## Short problem
Quote every entry word for word.

## Records shown
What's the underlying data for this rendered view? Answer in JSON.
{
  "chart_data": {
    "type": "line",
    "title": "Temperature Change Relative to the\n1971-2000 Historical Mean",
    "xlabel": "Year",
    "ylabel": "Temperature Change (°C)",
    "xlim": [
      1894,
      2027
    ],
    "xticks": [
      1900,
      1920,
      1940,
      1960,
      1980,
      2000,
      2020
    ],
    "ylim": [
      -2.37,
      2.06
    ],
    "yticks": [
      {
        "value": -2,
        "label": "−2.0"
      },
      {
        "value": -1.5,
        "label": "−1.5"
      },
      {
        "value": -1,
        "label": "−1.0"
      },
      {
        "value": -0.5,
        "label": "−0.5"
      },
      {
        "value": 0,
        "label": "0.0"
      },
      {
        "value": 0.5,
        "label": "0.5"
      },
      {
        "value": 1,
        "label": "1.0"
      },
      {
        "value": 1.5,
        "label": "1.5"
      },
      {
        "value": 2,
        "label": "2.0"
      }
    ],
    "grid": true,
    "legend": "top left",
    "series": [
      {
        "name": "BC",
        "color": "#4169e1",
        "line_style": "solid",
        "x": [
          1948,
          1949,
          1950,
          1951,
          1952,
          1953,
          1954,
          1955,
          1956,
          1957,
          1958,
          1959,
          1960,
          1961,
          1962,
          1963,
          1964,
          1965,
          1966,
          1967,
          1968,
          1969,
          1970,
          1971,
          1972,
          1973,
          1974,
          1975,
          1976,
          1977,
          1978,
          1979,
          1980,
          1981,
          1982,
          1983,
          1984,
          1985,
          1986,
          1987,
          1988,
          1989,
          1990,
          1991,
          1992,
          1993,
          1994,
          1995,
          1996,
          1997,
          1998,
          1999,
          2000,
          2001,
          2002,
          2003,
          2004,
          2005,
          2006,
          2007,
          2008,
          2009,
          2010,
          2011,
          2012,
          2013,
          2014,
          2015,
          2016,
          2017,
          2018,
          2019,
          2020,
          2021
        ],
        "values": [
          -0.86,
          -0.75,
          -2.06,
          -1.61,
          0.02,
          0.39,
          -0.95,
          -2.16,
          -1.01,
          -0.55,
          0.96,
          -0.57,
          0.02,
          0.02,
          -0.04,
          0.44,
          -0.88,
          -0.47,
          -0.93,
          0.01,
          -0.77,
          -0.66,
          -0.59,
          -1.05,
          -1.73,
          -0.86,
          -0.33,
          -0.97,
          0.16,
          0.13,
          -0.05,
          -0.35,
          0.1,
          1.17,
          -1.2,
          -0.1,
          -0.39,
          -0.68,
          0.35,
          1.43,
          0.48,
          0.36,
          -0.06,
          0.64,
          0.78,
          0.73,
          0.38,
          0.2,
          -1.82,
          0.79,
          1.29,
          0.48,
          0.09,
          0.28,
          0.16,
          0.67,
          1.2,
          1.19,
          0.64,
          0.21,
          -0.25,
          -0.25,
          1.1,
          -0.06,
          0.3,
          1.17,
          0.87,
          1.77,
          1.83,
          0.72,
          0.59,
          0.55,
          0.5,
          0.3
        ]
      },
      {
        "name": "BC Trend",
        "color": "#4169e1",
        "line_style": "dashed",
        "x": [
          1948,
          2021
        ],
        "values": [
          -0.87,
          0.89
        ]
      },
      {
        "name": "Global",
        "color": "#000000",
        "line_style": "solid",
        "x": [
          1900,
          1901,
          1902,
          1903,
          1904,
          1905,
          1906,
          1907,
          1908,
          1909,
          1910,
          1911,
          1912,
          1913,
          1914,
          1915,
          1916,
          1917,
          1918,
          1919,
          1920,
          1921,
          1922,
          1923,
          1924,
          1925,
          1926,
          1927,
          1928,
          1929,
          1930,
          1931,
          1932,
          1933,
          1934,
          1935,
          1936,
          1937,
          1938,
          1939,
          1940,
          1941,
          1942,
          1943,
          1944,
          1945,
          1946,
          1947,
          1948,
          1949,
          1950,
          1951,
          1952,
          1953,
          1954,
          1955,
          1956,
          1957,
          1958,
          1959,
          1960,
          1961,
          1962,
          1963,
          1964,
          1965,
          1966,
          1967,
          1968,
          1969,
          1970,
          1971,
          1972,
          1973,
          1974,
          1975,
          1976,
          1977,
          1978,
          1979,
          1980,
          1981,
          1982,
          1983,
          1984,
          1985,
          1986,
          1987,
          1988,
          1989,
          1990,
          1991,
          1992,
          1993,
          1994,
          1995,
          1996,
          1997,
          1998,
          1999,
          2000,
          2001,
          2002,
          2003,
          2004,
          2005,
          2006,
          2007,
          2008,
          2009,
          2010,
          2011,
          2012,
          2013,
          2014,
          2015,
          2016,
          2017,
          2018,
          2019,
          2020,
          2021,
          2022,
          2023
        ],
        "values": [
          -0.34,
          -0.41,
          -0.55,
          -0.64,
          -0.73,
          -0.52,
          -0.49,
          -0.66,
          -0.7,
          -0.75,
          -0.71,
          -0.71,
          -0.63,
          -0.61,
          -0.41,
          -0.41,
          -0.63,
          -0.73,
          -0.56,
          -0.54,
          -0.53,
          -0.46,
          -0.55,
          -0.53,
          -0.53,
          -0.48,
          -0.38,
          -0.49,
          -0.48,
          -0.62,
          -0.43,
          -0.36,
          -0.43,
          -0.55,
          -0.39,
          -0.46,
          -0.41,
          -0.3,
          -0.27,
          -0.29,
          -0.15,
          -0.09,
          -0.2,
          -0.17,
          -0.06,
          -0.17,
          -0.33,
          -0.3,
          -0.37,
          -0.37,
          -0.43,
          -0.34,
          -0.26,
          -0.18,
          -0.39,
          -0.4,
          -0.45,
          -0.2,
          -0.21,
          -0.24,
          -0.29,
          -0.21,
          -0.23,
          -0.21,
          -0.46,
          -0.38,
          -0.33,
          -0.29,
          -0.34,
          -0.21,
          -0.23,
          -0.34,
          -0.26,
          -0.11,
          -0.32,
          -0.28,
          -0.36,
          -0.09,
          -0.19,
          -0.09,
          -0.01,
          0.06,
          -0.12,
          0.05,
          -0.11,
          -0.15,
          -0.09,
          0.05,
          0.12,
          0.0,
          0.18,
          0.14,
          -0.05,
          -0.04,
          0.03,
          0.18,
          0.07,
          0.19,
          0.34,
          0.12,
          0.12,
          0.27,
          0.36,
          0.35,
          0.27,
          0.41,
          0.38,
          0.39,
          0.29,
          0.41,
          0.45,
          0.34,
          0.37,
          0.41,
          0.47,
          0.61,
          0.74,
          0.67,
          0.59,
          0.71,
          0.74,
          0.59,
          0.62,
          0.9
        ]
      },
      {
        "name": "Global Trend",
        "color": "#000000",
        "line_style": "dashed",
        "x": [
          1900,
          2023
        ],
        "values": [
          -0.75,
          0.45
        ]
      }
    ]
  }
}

## Task output
What's the underlying data for this rendered view? Answer in JSON.
{
  "chart_data": {
    "type": "line",
    "title": "Temperature Change Relative to the\n1971-2000 Historical Mean",
    "xlabel": "Year",
    "ylabel": "Temperature Change (°C)",
    "xlim": [
      1894,
      2027
    ],
    "xticks": [
      1900,
      1920,
      1940,
      1960,
      1980,
      2000,
      2020
    ],
    "ylim": [
      -2.37,
      2.06
    ],
    "yticks": [
      {
        "value": -2,
        "label": "−2.0"
      },
      {
        "value": -1.5,
        "label": "−1.5"
      },
      {
        "value": -1,
        "label": "−1.0"
      },
      {
        "value": -0.5,
        "label": "−0.5"
      },
      {
        "value": 0,
        "label": "0.0"
      },
      {
        "value": 0.5,
        "label": "0.5"
      },
      {
        "value": 1,
        "label": "1.0"
      },
      {
        "value": 1.5,
        "label": "1.5"
      },
      {
        "value": 2,
        "label": "2.0"
      }
    ],
    "grid": true,
    "legend": "top left",
    "series": [
      {
        "name": "BC",
        "color": "#4169e1",
        "line_style": "solid",
        "x": [
          1948,
          1949,
          1950,
          1951,
          1952,
          1953,
          1954,
          1955,
          1956,
          1957,
          1958,
          1959,
          1960,
          1961,
          1962,
          1963,
          1964,
          1965,
          1966,
          1967,
          1968,
          1969,
          1970,
          1971,
          1972,
          1973,
          1974,
          1975,
          1976,
          1977,
          1978,
          1979,
          1980,
          1981,
          1982,
          1983,
          1984,
          1985,
          1986,
          1987,
          1988,
          1989,
          1990,
          1991,
          1992,
          1993,
          1994,
          1995,
          1996,
          1997,
          1998,
          1999,
          2000,
          2001,
          2002,
          2003,
          2004,
          2005,
          2006,
          2007,
          2008,
          2009,
          2010,
          2011,
          2012,
          2013,
          2014,
          2015,
          2016,
          2017,
          2018,
          2019,
          2020,
          2021
        ],
        "values": [
          -0.86,
          -0.75,
          -2.06,
          -1.61,
          0.02,
          0.39,
          -0.95,
          -2.16,
          -1.01,
          -0.55,
          0.96,
          -0.57,
          0.02,
          0.02,
          -0.04,
          0.44,
          -0.88,
          -0.47,
          -0.93,
          0.01,
          -0.77,
          -0.66,
          -0.59,
          -1.05,
          -1.73,
          -0.86,
          -0.33,
          -0.97,
          0.16,
          0.13,
          -0.05,
          -0.35,
          0.1,
          1.17,
          -1.2,
          -0.1,
          -0.39,
          -0.68,
          0.35,
          1.43,
          0.48,
          0.36,
          -0.06,
          0.64,
          0.78,
          0.73,
          0.38,
          0.2,
          -1.82,
          0.79,
          1.29,
          0.48,
          0.09,
          0.28,
          0.16,
          0.67,
          1.2,
          1.19,
          0.64,
          0.21,
          -0.25,
          -0.25,
          1.1,
          -0.06,
          0.3,
          1.17,
          0.87,
          1.77,
          1.83,
          0.72,
          0.59,
          0.55,
          0.5,
          0.3
        ]
      },
      {
        "name": "BC Trend",
        "color": "#4169e1",
        "line_style": "dashed",
        "x": [
          1948,
          2021
        ],
        "values": [
          -0.87,
          0.89
        ]
      },
      {
        "name": "Global",
        "color": "#000000",
        "line_style": "solid",
        "x": [
          1900,
          1901,
          1902,
          1903,
          1904,
          1905,
          1906,
          1907,
          1908,
          1909,
          1910,
          1911,
          1912,
          1913,
          1914,
          1915,
          1916,
          1917,
          1918,
          1919,
          1920,
          1921,
          1922,
          1923,
          1924,
          1925,
          1926,
          1927,
          1928,
          1929,
          1930,
          1931,
          1932,
          1933,
          1934,
          1935,
          1936,
          1937,
          1938,
          1939,
          1940,
          1941,
          1942,
          1943,
          1944,
          1945,
          1946,
          1947,
          1948,
          1949,
          1950,
          1951,
          1952,
          1953,
          1954,
          1955,
          1956,
          1957,
          1958,
          1959,
          1960,
          1961,
          1962,
          1963,
          1964,
          1965,
          1966,
          1967,
          1968,
          1969,
          1970,
          1971,
          1972,
          1973,
          1974,
          1975,
          1976,
          1977,
          1978,
          1979,
          1980,
          1981,
          1982,
          1983,
          1984,
          1985,
          1986,
          1987,
          1988,
          1989,
          1990,
          1991,
          1992,
          1993,
          1994,
          1995,
          1996,
          1997,
          1998,
          1999,
          2000,
          2001,
          2002,
          2003,
          2004,
          2005,
          2006,
          2007,
          2008,
          2009,
          2010,
          2011,
          2012,
          2013,
          2014,
          2015,
          2016,
          2017,
          2018,
          2019,
          2020,
          2021,
          2022,
          2023
        ],
        "values": [
          -0.34,
          -0.41,
          -0.55,
          -0.64,
          -0.73,
          -0.52,
          -0.49,
          -0.66,
          -0.7,
          -0.75,
          -0.71,
          -0.71,
          -0.63,
          -0.61,
          -0.41,
          -0.41,
          -0.63,
          -0.73,
          -0.56,
          -0.54,
          -0.53,
          -0.46,
          -0.55,
          -0.53,
          -0.53,
          -0.48,
          -0.38,
          -0.49,
          -0.48,
          -0.62,
          -0.43,
          -0.36,
          -0.43,
          -0.55,
          -0.39,
          -0.46,
          -0.41,
          -0.3,
          -0.27,
          -0.29,
          -0.15,
          -0.09,
          -0.2,
          -0.17,
          -0.06,
          -0.17,
          -0.33,
          -0.3,
          -0.37,
          -0.37,
          -0.43,
          -0.34,
          -0.26,
          -0.18,
          -0.39,
          -0.4,
          -0.45,
          -0.2,
          -0.21,
          -0.24,
          -0.29,
          -0.21,
          -0.23,
          -0.21,
          -0.46,
          -0.38,
          -0.33,
          -0.29,
          -0.34,
          -0.21,
          -0.23,
          -0.34,
          -0.26,
          -0.11,
          -0.32,
          -0.28,
          -0.36,
          -0.09,
          -0.19,
          -0.09,
          -0.01,
          0.06,
          -0.12,
          0.05,
          -0.11,
          -0.15,
          -0.09,
          0.05,
          0.12,
          0.0,
          0.18,
          0.14,
          -0.05,
          -0.04,
          0.03,
          0.18,
          0.07,
          0.19,
          0.34,
          0.12,
          0.12,
          0.27,
          0.36,
          0.35,
          0.27,
          0.41,
          0.38,
          0.39,
          0.29,
          0.41,
          0.45,
          0.34,
          0.37,
          0.41,
          0.47,
          0.61,
          0.74,
          0.67,
          0.59,
          0.71,
          0.74,
          0.59,
          0.62,
          0.9
        ]
      },
      {
        "name": "Global Trend",
        "color": "#000000",
        "line_style": "dashed",
        "x": [
          1900,
          2023
        ],
        "values": [
          -0.75,
          0.45
        ]
      }
    ]
  }
}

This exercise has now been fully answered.